• Problem details: Leave out the pictures and repeat the data exactly.

• Raw data:
● ● ● ● ● ● ●

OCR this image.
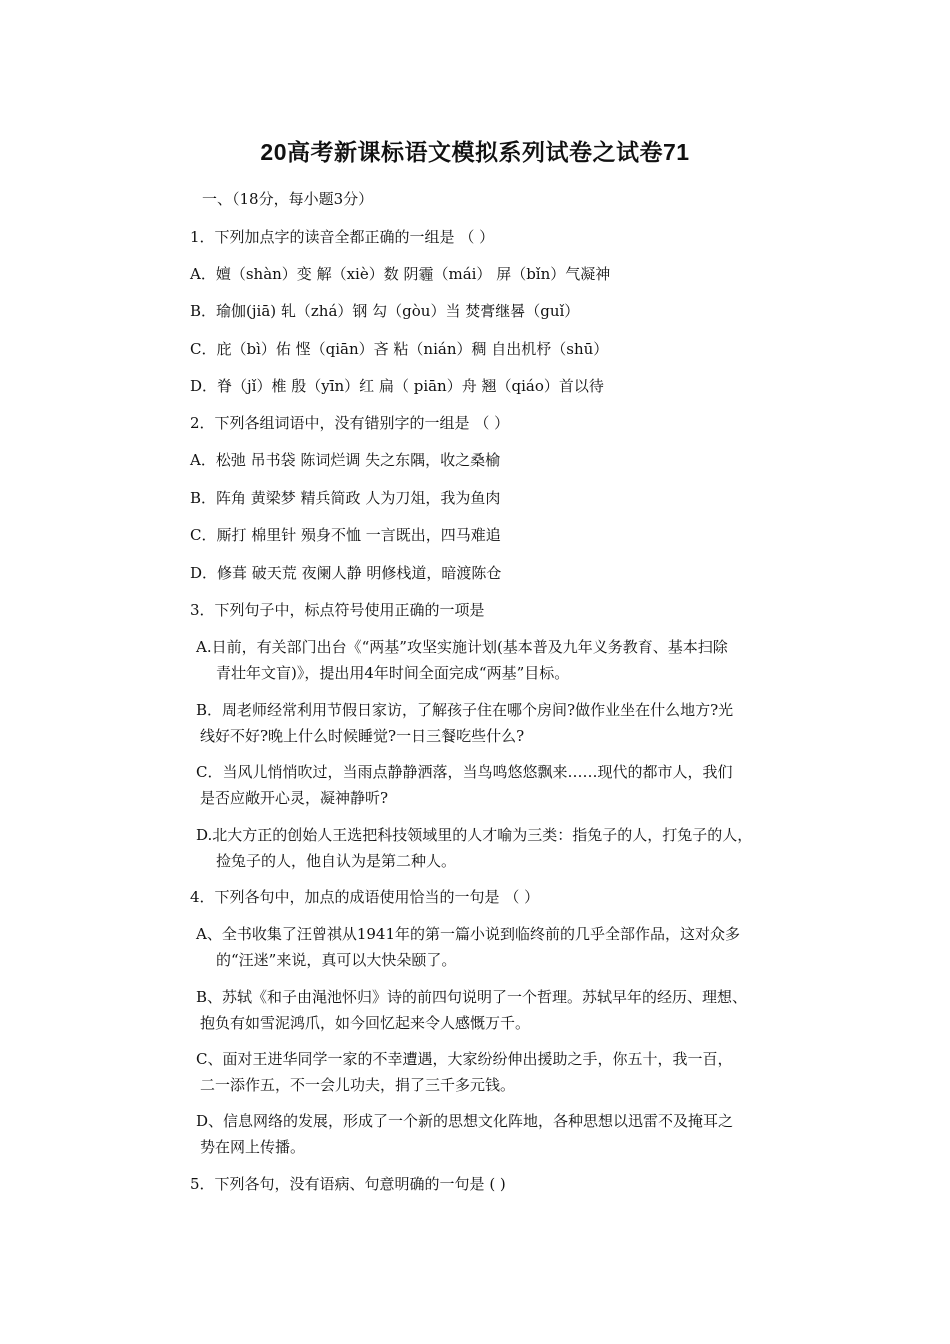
20高考新课标语文模拟系列试卷之试卷71
一、（18分，每小题3分）
1．下列加点字的读音全都正确的一组是 （ ）
A．嬗（shàn）变 解（xiè）数 阴霾（mái） 屏（bǐn）气凝神
B．瑜伽(jiā) 轧（zhá）钢 勾（gòu）当 焚膏继晷（guǐ）
C．庇（bì）佑 悭（qiān）吝 粘（nián）稠 自出机杼（shū）
D．脊（jǐ）椎 殷（yīn）红 扁（ piān）舟 翘（qiáo）首以待
2．下列各组词语中，没有错别字的一组是 （ ）
A．松弛 吊书袋 陈词烂调 失之东隅，收之桑榆
B．阵角 黄梁梦 精兵简政 人为刀俎，我为鱼肉
C．厮打 棉里针 殒身不恤 一言既出，四马难追
D．修葺 破天荒 夜阑人静 明修栈道，暗渡陈仓
3．下列句子中，标点符号使用正确的一项是
A.日前，有关部门出台《“两基”攻坚实施计划(基本普及九年义务教育、基本扫除
青壮年文盲)》，提出用4年时间全面完成“两基”目标。
B．周老师经常利用节假日家访，了解孩子住在哪个房间?做作业坐在什么地方?光
线好不好?晚上什么时候睡觉?一日三餐吃些什么?
C．当风儿悄悄吹过，当雨点静静洒落，当鸟鸣悠悠飘来……现代的都市人，我们
是否应敞开心灵，凝神静听?
D.北大方正的创始人王选把科技领域里的人才喻为三类：指兔子的人，打兔子的人，
捡兔子的人，他自认为是第二种人。
4．下列各句中，加点的成语使用恰当的一句是 （ ）
A、全书收集了汪曾祺从1941年的第一篇小说到临终前的几乎全部作品，这对众多
的“汪迷”来说，真可以大快朵颐了。
B、苏轼《和子由渑池怀归》诗的前四句说明了一个哲理。苏轼早年的经历、理想、
抱负有如雪泥鸿爪，如今回忆起来令人感慨万千。
C、面对王进华同学一家的不幸遭遇，大家纷纷伸出援助之手，你五十，我一百，
二一添作五，不一会儿功夫，捐了三千多元钱。
D、信息网络的发展，形成了一个新的思想文化阵地，各种思想以迅雷不及掩耳之
势在网上传播。
5．下列各句，没有语病、句意明确的一句是 ( )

● ● ● ● ● ● ●

• Response below:
OCR this image.
20高考新课标语文模拟系列试卷之试卷71
一、（18分，每小题3分）
1．下列加点字的读音全都正确的一组是 （ ）
A．嬗（shàn）变 解（xiè）数 阴霾（mái） 屏（bǐn）气凝神
B．瑜伽(jiā) 轧（zhá）钢 勾（gòu）当 焚膏继晷（guǐ）
C．庇（bì）佑 悭（qiān）吝 粘（nián）稠 自出机杼（shū）
D．脊（jǐ）椎 殷（yīn）红 扁（ piān）舟 翘（qiáo）首以待
2．下列各组词语中，没有错别字的一组是 （ ）
A．松弛 吊书袋 陈词烂调 失之东隅，收之桑榆
B．阵角 黄梁梦 精兵简政 人为刀俎，我为鱼肉
C．厮打 棉里针 殒身不恤 一言既出，四马难追
D．修葺 破天荒 夜阑人静 明修栈道，暗渡陈仓
3．下列句子中，标点符号使用正确的一项是
A.日前，有关部门出台《“两基”攻坚实施计划(基本普及九年义务教育、基本扫除
青壮年文盲)》，提出用4年时间全面完成“两基”目标。
B．周老师经常利用节假日家访，了解孩子住在哪个房间?做作业坐在什么地方?光
线好不好?晚上什么时候睡觉?一日三餐吃些什么?
C．当风儿悄悄吹过，当雨点静静洒落，当鸟鸣悠悠飘来……现代的都市人，我们
是否应敞开心灵，凝神静听?
D.北大方正的创始人王选把科技领域里的人才喻为三类：指兔子的人，打兔子的人，
捡兔子的人，他自认为是第二种人。
4．下列各句中，加点的成语使用恰当的一句是 （ ）
A、全书收集了汪曾祺从1941年的第一篇小说到临终前的几乎全部作品，这对众多
的“汪迷”来说，真可以大快朵颐了。
B、苏轼《和子由渑池怀归》诗的前四句说明了一个哲理。苏轼早年的经历、理想、
抱负有如雪泥鸿爪，如今回忆起来令人感慨万千。
C、面对王进华同学一家的不幸遭遇，大家纷纷伸出援助之手，你五十，我一百，
二一添作五，不一会儿功夫，捐了三千多元钱。
D、信息网络的发展，形成了一个新的思想文化阵地，各种思想以迅雷不及掩耳之
势在网上传播。
5．下列各句，没有语病、句意明确的一句是 ( )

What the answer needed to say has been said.